(Stored dataset items)
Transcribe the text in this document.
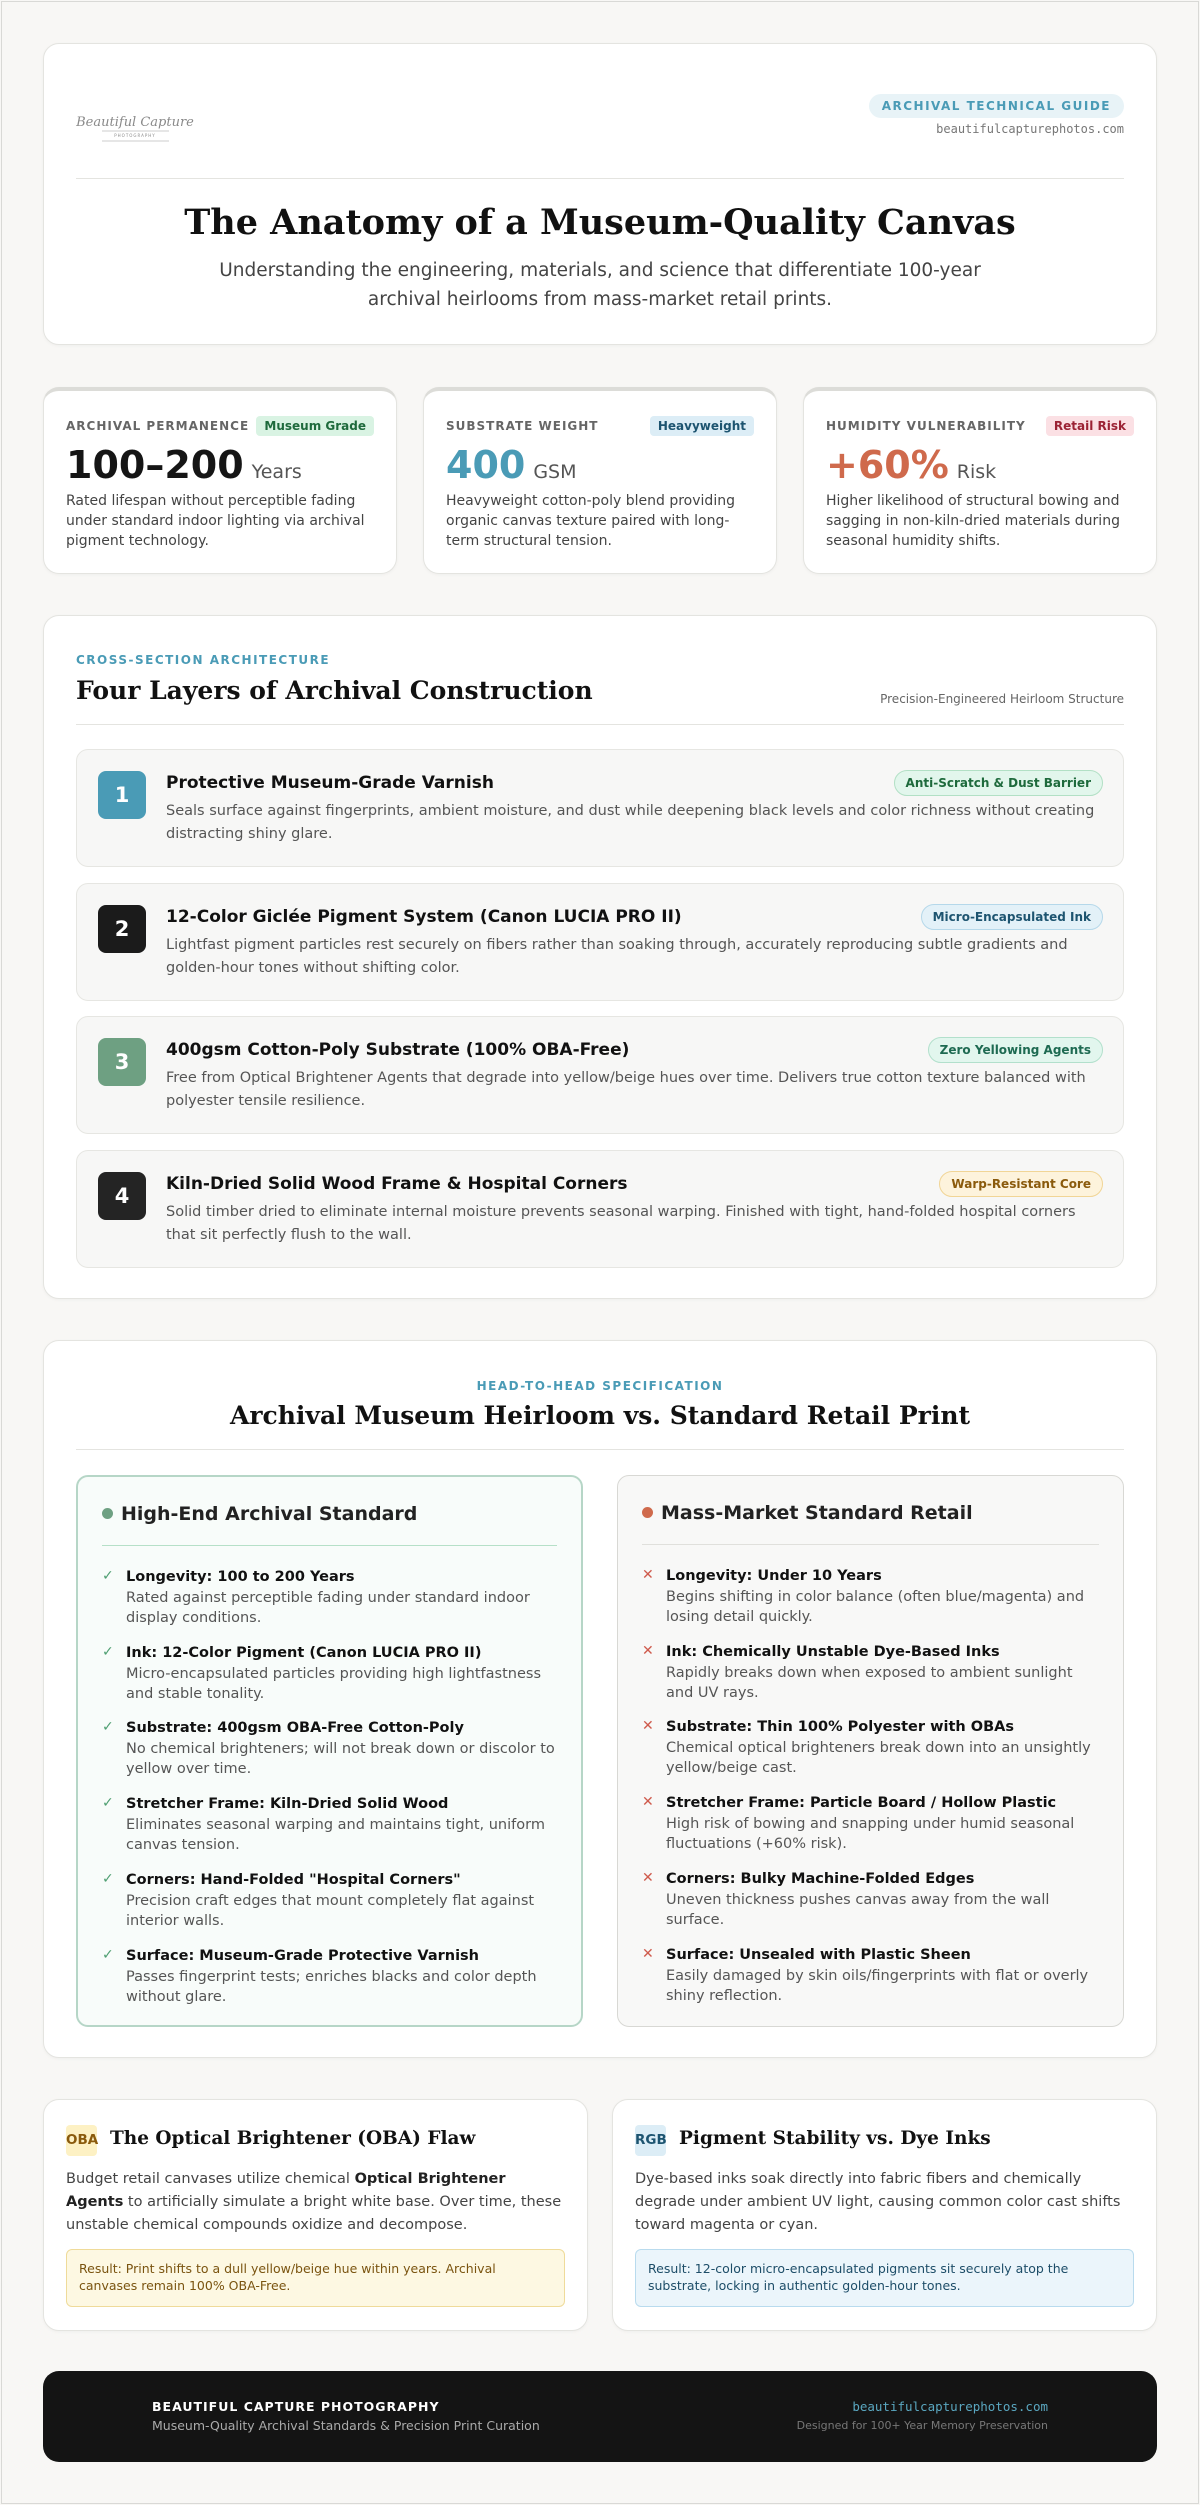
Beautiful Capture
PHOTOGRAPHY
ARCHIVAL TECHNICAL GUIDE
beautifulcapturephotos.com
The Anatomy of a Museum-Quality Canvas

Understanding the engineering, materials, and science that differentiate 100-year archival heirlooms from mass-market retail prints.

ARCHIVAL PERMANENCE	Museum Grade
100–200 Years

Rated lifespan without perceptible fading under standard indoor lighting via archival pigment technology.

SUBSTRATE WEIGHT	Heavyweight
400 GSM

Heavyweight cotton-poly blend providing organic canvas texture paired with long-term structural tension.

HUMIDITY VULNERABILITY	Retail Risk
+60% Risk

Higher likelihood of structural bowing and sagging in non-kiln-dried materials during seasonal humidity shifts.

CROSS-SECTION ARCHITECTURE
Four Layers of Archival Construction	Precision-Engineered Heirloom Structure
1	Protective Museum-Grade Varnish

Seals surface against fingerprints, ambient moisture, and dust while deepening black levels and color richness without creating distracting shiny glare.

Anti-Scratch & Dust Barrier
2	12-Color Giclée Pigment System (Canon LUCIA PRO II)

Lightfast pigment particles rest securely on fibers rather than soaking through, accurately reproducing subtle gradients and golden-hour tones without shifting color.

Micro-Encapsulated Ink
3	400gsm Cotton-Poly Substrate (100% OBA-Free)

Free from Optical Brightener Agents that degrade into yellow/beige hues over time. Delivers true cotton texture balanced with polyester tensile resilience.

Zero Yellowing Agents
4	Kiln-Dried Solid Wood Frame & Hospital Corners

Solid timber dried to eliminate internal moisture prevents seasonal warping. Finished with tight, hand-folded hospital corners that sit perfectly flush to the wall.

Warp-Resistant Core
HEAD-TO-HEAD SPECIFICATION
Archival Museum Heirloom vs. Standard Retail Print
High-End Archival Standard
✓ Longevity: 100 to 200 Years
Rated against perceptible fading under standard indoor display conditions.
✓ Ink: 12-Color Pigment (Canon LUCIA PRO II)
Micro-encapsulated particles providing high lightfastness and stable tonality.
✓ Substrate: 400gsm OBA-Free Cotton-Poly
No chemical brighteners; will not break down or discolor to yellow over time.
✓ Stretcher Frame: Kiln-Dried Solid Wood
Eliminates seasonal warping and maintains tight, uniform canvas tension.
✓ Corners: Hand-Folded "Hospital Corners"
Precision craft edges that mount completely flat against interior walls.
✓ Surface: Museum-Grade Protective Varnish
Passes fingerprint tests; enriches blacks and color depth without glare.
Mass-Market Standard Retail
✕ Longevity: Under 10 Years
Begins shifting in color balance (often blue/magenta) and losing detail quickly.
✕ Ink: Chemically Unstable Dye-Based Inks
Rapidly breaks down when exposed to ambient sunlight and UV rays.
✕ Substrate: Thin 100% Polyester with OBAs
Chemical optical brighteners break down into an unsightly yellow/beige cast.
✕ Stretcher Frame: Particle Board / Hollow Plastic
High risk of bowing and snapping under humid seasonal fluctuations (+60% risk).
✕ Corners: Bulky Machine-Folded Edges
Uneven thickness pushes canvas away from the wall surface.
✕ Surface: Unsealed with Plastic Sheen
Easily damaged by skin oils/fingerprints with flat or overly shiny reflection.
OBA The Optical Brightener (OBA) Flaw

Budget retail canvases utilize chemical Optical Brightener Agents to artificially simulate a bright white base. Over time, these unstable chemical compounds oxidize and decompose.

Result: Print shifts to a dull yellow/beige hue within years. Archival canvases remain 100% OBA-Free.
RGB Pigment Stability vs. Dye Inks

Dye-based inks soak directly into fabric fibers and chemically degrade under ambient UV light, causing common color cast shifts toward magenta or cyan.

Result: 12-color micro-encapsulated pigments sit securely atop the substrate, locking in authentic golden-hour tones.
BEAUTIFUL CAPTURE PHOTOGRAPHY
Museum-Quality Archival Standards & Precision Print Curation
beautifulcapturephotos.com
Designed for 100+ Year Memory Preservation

▸ What you need to do:
Pick out the lines that include the word "materials" and write them out.

▸ Finished exercise:
Understanding the engineering, materials, and science that differentiate 100-year archival heirlooms from mass-market retail prints.
Higher likelihood of structural bowing and sagging in non-kiln-dried materials during seasonal humidity shifts.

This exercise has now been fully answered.